● Job
Give the count of lines in the data that include "xlabel", with no other words.

Records from a collection of figures:
○ ○ ○ ○ ○

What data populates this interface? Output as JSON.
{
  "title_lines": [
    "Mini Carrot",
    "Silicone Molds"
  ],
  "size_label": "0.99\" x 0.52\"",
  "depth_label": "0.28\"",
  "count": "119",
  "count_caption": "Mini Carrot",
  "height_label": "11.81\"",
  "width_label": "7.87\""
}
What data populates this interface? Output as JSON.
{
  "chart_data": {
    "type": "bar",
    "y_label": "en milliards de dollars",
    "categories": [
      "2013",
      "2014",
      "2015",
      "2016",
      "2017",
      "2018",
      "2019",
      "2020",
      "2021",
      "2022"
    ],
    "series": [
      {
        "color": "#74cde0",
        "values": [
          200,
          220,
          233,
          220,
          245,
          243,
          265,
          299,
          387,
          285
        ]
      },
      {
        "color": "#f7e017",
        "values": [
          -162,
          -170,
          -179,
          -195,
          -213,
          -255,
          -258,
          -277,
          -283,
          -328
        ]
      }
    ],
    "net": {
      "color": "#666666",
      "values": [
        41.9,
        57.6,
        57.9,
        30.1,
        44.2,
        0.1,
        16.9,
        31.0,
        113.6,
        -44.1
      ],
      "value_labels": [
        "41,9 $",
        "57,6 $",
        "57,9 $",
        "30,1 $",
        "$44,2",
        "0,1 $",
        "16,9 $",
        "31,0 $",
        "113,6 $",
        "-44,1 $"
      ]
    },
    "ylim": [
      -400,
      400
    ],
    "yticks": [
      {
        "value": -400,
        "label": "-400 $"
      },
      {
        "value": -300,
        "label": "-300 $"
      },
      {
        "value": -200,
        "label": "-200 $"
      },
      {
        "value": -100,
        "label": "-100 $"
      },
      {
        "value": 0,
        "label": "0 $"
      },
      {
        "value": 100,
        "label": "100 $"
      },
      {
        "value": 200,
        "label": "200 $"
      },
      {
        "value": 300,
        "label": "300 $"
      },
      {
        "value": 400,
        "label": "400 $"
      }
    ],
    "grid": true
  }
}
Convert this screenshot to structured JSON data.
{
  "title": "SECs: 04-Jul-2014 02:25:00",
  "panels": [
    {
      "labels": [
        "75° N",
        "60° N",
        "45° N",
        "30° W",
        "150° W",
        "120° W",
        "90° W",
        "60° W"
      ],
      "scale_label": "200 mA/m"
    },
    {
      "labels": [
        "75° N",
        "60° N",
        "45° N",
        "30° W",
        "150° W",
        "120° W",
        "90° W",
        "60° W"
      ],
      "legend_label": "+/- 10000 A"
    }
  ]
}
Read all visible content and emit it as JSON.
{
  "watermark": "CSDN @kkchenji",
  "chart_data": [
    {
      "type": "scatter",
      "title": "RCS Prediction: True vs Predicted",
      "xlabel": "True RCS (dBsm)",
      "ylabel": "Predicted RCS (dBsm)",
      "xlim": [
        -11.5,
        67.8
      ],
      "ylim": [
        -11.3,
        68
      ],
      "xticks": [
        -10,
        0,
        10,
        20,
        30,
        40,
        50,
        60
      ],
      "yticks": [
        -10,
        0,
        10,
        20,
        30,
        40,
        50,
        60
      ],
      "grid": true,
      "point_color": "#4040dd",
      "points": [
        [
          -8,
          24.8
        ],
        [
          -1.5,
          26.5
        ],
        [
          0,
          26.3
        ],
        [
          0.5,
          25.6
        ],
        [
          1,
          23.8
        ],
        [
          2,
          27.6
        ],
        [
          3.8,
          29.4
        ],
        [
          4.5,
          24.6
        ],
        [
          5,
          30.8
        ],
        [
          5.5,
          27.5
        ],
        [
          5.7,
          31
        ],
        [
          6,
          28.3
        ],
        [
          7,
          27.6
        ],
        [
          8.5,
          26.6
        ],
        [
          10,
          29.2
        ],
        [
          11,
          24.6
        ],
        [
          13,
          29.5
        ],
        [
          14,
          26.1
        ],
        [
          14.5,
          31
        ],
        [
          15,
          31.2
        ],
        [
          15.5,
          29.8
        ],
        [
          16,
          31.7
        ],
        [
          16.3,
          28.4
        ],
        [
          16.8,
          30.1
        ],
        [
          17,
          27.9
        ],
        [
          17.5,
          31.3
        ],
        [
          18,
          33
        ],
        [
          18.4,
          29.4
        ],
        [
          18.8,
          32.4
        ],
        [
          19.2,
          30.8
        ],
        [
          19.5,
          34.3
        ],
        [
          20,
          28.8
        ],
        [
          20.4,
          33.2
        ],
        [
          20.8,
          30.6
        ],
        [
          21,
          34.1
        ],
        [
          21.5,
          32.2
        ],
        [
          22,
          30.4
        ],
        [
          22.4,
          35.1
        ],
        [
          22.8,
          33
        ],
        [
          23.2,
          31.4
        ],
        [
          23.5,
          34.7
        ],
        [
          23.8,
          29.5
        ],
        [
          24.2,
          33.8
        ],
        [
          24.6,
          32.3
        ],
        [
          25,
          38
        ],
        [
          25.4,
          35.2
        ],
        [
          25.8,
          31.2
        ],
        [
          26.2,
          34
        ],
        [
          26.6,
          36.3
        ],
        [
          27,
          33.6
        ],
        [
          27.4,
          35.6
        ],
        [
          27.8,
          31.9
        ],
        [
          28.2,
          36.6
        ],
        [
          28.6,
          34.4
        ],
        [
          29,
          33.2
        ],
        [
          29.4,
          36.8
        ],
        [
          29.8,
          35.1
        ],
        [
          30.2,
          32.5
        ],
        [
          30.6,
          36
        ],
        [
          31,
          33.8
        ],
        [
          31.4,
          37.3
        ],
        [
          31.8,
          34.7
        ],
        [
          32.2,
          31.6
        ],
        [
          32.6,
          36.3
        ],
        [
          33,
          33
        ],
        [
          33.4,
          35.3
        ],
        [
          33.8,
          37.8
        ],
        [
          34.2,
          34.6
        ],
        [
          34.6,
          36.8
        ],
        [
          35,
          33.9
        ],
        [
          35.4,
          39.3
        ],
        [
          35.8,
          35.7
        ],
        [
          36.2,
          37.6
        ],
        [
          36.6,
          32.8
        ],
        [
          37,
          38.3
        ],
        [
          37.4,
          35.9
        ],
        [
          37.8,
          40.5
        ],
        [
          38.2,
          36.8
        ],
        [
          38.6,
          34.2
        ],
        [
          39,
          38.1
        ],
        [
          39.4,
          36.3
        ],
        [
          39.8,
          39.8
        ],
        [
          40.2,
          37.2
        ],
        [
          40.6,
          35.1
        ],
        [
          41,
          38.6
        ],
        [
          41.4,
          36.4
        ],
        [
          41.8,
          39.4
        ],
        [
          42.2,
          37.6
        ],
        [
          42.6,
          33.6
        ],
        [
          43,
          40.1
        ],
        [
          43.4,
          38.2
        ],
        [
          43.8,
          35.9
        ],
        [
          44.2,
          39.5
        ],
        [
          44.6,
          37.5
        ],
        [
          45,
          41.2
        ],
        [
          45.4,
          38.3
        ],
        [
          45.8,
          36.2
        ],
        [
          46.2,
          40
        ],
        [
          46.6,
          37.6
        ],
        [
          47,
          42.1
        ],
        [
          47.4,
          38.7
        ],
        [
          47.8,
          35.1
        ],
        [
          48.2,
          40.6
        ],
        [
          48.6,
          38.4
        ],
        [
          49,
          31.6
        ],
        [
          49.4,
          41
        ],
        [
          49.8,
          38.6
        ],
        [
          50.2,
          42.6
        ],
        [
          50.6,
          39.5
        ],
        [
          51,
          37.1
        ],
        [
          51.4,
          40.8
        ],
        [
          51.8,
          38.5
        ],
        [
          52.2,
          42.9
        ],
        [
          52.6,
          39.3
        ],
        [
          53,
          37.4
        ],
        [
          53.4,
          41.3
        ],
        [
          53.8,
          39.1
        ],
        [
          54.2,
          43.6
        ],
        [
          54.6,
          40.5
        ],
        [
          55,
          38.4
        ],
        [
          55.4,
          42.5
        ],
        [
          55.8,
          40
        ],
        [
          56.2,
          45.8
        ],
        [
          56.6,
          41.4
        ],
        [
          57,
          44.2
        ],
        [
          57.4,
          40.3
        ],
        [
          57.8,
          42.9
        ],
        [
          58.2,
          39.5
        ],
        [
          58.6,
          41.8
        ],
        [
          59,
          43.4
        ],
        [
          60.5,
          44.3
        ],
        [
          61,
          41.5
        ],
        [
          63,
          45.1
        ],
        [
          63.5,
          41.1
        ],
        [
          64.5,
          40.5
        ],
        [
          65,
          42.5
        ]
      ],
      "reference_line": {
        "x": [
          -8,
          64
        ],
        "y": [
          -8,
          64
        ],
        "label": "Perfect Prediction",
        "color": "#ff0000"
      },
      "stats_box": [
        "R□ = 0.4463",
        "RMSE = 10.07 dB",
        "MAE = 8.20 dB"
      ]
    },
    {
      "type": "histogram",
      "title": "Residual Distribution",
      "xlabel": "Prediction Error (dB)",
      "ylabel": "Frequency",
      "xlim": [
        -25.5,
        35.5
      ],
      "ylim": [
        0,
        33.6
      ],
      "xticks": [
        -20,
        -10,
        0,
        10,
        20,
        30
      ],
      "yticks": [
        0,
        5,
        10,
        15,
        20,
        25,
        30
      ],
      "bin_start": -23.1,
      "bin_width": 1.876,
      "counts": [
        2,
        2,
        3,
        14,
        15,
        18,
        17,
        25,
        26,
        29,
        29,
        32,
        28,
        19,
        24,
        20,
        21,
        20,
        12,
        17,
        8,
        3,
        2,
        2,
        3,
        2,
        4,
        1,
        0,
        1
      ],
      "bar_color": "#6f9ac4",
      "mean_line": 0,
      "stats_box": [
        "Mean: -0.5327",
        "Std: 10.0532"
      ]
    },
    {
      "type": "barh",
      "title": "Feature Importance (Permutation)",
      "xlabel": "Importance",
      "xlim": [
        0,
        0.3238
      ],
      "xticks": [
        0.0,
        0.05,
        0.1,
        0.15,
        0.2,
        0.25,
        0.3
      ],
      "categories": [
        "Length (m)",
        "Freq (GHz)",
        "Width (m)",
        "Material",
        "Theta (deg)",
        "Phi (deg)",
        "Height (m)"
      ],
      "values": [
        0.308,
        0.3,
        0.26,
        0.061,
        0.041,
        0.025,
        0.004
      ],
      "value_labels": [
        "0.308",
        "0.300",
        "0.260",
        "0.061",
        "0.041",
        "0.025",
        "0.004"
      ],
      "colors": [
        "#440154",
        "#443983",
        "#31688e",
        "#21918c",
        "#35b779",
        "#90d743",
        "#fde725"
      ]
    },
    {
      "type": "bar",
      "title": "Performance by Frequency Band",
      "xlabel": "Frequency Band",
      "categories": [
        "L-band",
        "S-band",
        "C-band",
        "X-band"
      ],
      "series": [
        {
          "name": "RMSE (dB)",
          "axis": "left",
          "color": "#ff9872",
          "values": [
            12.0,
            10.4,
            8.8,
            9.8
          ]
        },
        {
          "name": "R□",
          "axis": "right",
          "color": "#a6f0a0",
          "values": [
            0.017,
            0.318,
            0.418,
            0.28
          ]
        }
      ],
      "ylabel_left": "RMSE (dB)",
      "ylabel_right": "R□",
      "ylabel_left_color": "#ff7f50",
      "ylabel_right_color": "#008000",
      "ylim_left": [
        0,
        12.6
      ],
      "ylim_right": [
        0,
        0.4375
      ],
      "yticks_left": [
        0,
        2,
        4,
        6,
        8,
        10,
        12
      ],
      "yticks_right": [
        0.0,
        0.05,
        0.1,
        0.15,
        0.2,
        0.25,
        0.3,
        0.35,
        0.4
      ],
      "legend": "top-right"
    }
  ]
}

○ ○ ○ ○ ○

● Exercise output
4